━━━ Data supplied

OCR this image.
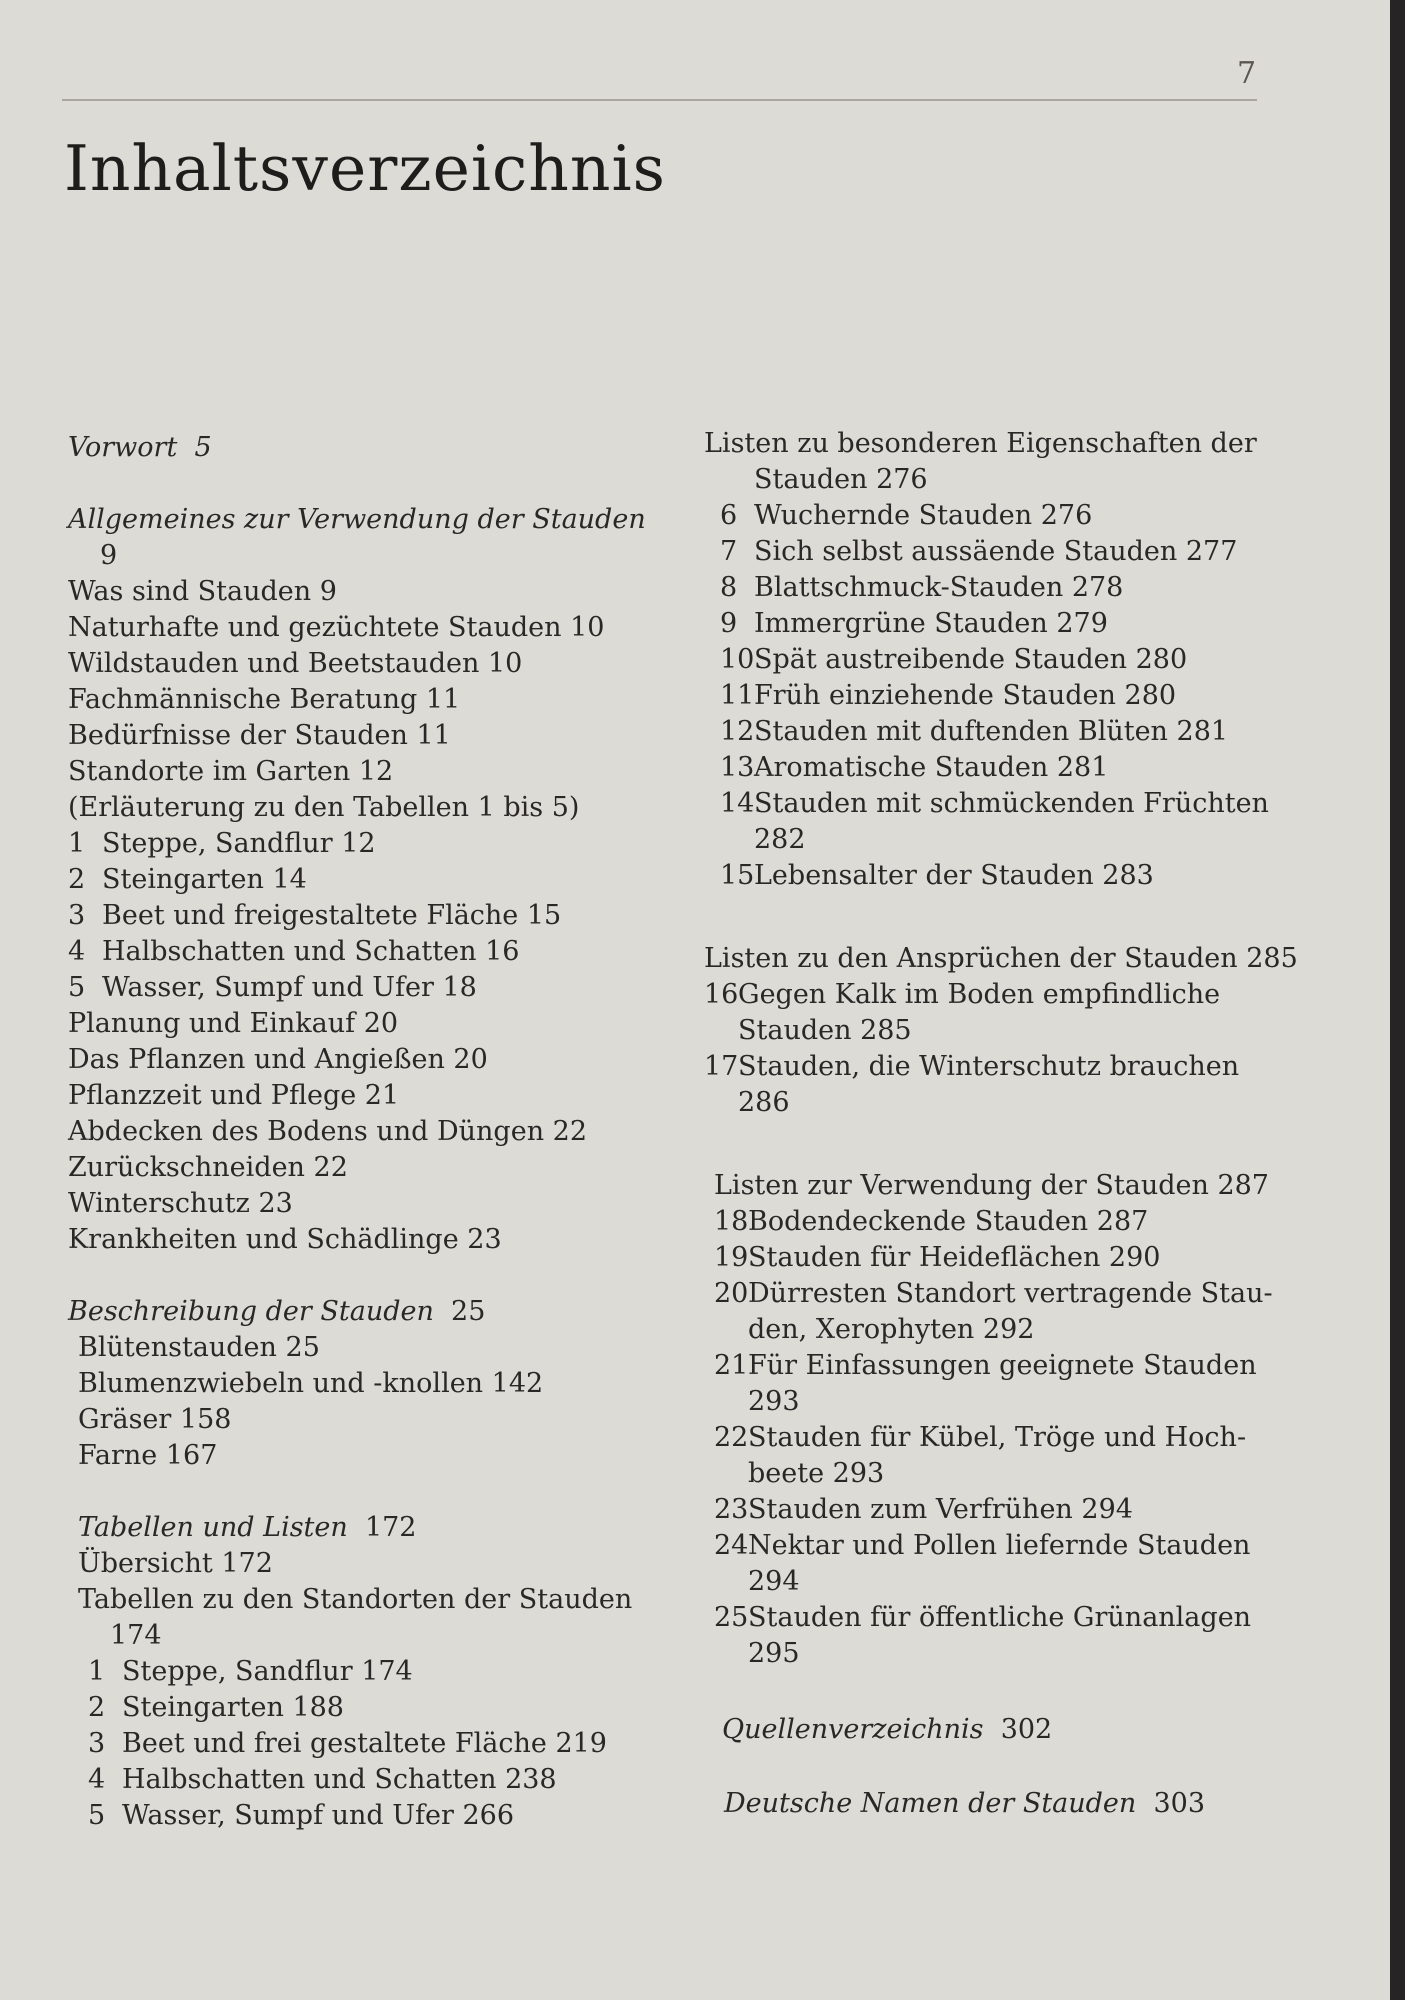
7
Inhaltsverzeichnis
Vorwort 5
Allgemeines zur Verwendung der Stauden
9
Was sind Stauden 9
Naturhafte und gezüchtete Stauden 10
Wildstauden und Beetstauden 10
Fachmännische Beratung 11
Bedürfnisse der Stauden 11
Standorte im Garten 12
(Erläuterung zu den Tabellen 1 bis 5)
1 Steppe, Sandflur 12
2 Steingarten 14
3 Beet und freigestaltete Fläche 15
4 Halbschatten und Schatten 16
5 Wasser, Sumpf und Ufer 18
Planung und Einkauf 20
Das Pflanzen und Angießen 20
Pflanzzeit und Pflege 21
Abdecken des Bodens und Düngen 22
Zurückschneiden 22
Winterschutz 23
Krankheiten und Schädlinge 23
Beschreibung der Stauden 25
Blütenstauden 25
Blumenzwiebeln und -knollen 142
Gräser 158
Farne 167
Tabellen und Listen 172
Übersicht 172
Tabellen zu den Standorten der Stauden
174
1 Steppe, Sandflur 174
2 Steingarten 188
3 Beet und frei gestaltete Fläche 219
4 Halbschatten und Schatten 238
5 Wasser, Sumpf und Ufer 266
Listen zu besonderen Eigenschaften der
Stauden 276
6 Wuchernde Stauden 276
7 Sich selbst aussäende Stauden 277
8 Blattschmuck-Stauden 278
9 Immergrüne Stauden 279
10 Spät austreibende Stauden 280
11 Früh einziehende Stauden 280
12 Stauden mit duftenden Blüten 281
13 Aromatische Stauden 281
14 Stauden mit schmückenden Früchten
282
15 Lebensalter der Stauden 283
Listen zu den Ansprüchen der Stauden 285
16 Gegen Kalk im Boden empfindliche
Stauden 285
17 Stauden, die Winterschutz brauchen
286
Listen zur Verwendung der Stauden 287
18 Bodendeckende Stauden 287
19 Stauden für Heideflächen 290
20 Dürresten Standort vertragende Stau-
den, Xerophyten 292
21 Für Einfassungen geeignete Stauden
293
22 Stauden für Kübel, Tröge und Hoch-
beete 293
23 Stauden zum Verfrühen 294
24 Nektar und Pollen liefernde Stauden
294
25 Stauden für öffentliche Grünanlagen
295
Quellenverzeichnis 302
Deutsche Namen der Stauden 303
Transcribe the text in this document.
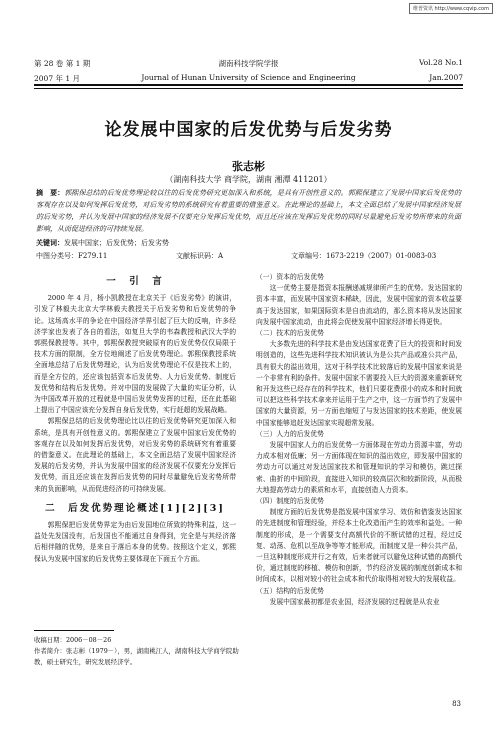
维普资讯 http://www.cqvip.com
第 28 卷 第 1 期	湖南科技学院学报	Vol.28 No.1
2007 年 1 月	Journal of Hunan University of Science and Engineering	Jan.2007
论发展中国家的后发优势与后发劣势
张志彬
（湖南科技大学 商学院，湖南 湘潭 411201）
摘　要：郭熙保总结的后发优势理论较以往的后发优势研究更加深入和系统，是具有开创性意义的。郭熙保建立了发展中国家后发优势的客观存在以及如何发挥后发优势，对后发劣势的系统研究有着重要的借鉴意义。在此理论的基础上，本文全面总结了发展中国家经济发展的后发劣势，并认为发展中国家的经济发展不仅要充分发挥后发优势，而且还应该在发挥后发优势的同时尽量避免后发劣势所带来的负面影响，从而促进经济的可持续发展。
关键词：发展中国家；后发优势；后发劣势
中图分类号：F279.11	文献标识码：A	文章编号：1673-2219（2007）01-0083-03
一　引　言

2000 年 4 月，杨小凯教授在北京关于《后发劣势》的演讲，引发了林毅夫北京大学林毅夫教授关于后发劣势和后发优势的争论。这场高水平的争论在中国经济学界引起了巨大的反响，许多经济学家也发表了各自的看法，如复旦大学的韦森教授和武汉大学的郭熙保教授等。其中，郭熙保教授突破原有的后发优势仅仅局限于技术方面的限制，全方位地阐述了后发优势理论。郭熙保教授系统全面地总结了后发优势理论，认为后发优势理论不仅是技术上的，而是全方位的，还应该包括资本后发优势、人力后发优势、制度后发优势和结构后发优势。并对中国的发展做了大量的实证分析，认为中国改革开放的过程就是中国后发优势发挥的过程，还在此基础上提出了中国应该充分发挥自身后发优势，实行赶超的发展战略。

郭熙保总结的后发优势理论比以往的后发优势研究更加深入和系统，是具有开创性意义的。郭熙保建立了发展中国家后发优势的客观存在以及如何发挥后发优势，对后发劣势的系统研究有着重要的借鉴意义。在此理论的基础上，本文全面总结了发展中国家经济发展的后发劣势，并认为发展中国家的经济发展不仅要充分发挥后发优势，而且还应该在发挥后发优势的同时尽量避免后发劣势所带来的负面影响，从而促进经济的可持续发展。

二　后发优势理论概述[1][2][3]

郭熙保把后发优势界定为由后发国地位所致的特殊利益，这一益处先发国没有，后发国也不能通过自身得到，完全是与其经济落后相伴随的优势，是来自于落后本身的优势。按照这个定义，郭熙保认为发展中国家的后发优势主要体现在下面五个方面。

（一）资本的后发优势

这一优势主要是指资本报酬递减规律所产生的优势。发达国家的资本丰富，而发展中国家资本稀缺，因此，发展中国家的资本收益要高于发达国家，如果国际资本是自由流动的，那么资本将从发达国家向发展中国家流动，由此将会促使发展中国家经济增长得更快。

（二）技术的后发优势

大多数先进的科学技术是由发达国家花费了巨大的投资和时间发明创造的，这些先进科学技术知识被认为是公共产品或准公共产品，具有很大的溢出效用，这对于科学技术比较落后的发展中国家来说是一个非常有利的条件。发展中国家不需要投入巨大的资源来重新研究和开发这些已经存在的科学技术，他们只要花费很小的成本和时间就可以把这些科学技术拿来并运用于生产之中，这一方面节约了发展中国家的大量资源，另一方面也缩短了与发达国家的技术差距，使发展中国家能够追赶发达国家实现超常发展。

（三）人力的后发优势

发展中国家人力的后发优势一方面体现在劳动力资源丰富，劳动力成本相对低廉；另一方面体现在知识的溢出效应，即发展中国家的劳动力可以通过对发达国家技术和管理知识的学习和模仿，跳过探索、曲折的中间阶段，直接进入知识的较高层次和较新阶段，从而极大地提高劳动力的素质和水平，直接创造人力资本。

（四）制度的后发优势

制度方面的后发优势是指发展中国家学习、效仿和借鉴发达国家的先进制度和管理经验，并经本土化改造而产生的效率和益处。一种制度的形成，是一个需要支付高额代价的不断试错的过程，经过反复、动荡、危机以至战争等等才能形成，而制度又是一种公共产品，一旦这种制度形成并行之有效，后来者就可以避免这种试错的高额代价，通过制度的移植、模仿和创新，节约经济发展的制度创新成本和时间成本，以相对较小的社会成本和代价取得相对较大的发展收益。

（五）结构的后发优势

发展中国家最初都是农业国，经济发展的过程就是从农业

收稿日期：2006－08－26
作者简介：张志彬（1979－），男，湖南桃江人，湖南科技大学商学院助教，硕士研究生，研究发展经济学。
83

━━━━━━

_Aim of the exercise_:
Quote the records in their entirety, keeping the wording exact and excluding pictures.

_Correct answer_:
OCR this image.
7
Inhaltsverzeichnis
Vorwort 5
Allgemeines zur Verwendung der Stauden
9
Was sind Stauden 9
Naturhafte und gezüchtete Stauden 10
Wildstauden und Beetstauden 10
Fachmännische Beratung 11
Bedürfnisse der Stauden 11
Standorte im Garten 12
(Erläuterung zu den Tabellen 1 bis 5)
1 Steppe, Sandflur 12
2 Steingarten 14
3 Beet und freigestaltete Fläche 15
4 Halbschatten und Schatten 16
5 Wasser, Sumpf und Ufer 18
Planung und Einkauf 20
Das Pflanzen und Angießen 20
Pflanzzeit und Pflege 21
Abdecken des Bodens und Düngen 22
Zurückschneiden 22
Winterschutz 23
Krankheiten und Schädlinge 23
Beschreibung der Stauden 25
Blütenstauden 25
Blumenzwiebeln und -knollen 142
Gräser 158
Farne 167
Tabellen und Listen 172
Übersicht 172
Tabellen zu den Standorten der Stauden
174
1 Steppe, Sandflur 174
2 Steingarten 188
3 Beet und frei gestaltete Fläche 219
4 Halbschatten und Schatten 238
5 Wasser, Sumpf und Ufer 266
Listen zu besonderen Eigenschaften der
Stauden 276
6 Wuchernde Stauden 276
7 Sich selbst aussäende Stauden 277
8 Blattschmuck-Stauden 278
9 Immergrüne Stauden 279
10 Spät austreibende Stauden 280
11 Früh einziehende Stauden 280
12 Stauden mit duftenden Blüten 281
13 Aromatische Stauden 281
14 Stauden mit schmückenden Früchten
282
15 Lebensalter der Stauden 283
Listen zu den Ansprüchen der Stauden 285
16 Gegen Kalk im Boden empfindliche
Stauden 285
17 Stauden, die Winterschutz brauchen
286
Listen zur Verwendung der Stauden 287
18 Bodendeckende Stauden 287
19 Stauden für Heideflächen 290
20 Dürresten Standort vertragende Stau-
den, Xerophyten 292
21 Für Einfassungen geeignete Stauden
293
22 Stauden für Kübel, Tröge und Hoch-
beete 293
23 Stauden zum Verfrühen 294
24 Nektar und Pollen liefernde Stauden
294
25 Stauden für öffentliche Grünanlagen
295
Quellenverzeichnis 302
Deutsche Namen der Stauden 303
Transcribe the text in this document.
维普资讯 http://www.cqvip.com
第 28 卷 第 1 期	湖南科技学院学报	Vol.28 No.1
2007 年 1 月	Journal of Hunan University of Science and Engineering	Jan.2007
论发展中国家的后发优势与后发劣势
张志彬
（湖南科技大学 商学院，湖南 湘潭 411201）
摘　要：郭熙保总结的后发优势理论较以往的后发优势研究更加深入和系统，是具有开创性意义的。郭熙保建立了发展中国家后发优势的客观存在以及如何发挥后发优势，对后发劣势的系统研究有着重要的借鉴意义。在此理论的基础上，本文全面总结了发展中国家经济发展的后发劣势，并认为发展中国家的经济发展不仅要充分发挥后发优势，而且还应该在发挥后发优势的同时尽量避免后发劣势所带来的负面影响，从而促进经济的可持续发展。
关键词：发展中国家；后发优势；后发劣势
中图分类号：F279.11	文献标识码：A	文章编号：1673-2219（2007）01-0083-03
一　引　言

2000 年 4 月，杨小凯教授在北京关于《后发劣势》的演讲，引发了林毅夫北京大学林毅夫教授关于后发劣势和后发优势的争论。这场高水平的争论在中国经济学界引起了巨大的反响，许多经济学家也发表了各自的看法，如复旦大学的韦森教授和武汉大学的郭熙保教授等。其中，郭熙保教授突破原有的后发优势仅仅局限于技术方面的限制，全方位地阐述了后发优势理论。郭熙保教授系统全面地总结了后发优势理论，认为后发优势理论不仅是技术上的，而是全方位的，还应该包括资本后发优势、人力后发优势、制度后发优势和结构后发优势。并对中国的发展做了大量的实证分析，认为中国改革开放的过程就是中国后发优势发挥的过程，还在此基础上提出了中国应该充分发挥自身后发优势，实行赶超的发展战略。

郭熙保总结的后发优势理论比以往的后发优势研究更加深入和系统，是具有开创性意义的。郭熙保建立了发展中国家后发优势的客观存在以及如何发挥后发优势，对后发劣势的系统研究有着重要的借鉴意义。在此理论的基础上，本文全面总结了发展中国家经济发展的后发劣势，并认为发展中国家的经济发展不仅要充分发挥后发优势，而且还应该在发挥后发优势的同时尽量避免后发劣势所带来的负面影响，从而促进经济的可持续发展。

二　后发优势理论概述[1][2][3]

郭熙保把后发优势界定为由后发国地位所致的特殊利益，这一益处先发国没有，后发国也不能通过自身得到，完全是与其经济落后相伴随的优势，是来自于落后本身的优势。按照这个定义，郭熙保认为发展中国家的后发优势主要体现在下面五个方面。

（一）资本的后发优势

这一优势主要是指资本报酬递减规律所产生的优势。发达国家的资本丰富，而发展中国家资本稀缺，因此，发展中国家的资本收益要高于发达国家，如果国际资本是自由流动的，那么资本将从发达国家向发展中国家流动，由此将会促使发展中国家经济增长得更快。

（二）技术的后发优势

大多数先进的科学技术是由发达国家花费了巨大的投资和时间发明创造的，这些先进科学技术知识被认为是公共产品或准公共产品，具有很大的溢出效用，这对于科学技术比较落后的发展中国家来说是一个非常有利的条件。发展中国家不需要投入巨大的资源来重新研究和开发这些已经存在的科学技术，他们只要花费很小的成本和时间就可以把这些科学技术拿来并运用于生产之中，这一方面节约了发展中国家的大量资源，另一方面也缩短了与发达国家的技术差距，使发展中国家能够追赶发达国家实现超常发展。

（三）人力的后发优势

发展中国家人力的后发优势一方面体现在劳动力资源丰富，劳动力成本相对低廉；另一方面体现在知识的溢出效应，即发展中国家的劳动力可以通过对发达国家技术和管理知识的学习和模仿，跳过探索、曲折的中间阶段，直接进入知识的较高层次和较新阶段，从而极大地提高劳动力的素质和水平，直接创造人力资本。

（四）制度的后发优势

制度方面的后发优势是指发展中国家学习、效仿和借鉴发达国家的先进制度和管理经验，并经本土化改造而产生的效率和益处。一种制度的形成，是一个需要支付高额代价的不断试错的过程，经过反复、动荡、危机以至战争等等才能形成，而制度又是一种公共产品，一旦这种制度形成并行之有效，后来者就可以避免这种试错的高额代价，通过制度的移植、模仿和创新，节约经济发展的制度创新成本和时间成本，以相对较小的社会成本和代价取得相对较大的发展收益。

（五）结构的后发优势

发展中国家最初都是农业国，经济发展的过程就是从农业

收稿日期：2006－08－26
作者简介：张志彬（1979－），男，湖南桃江人，湖南科技大学商学院助教，硕士研究生，研究发展经济学。
83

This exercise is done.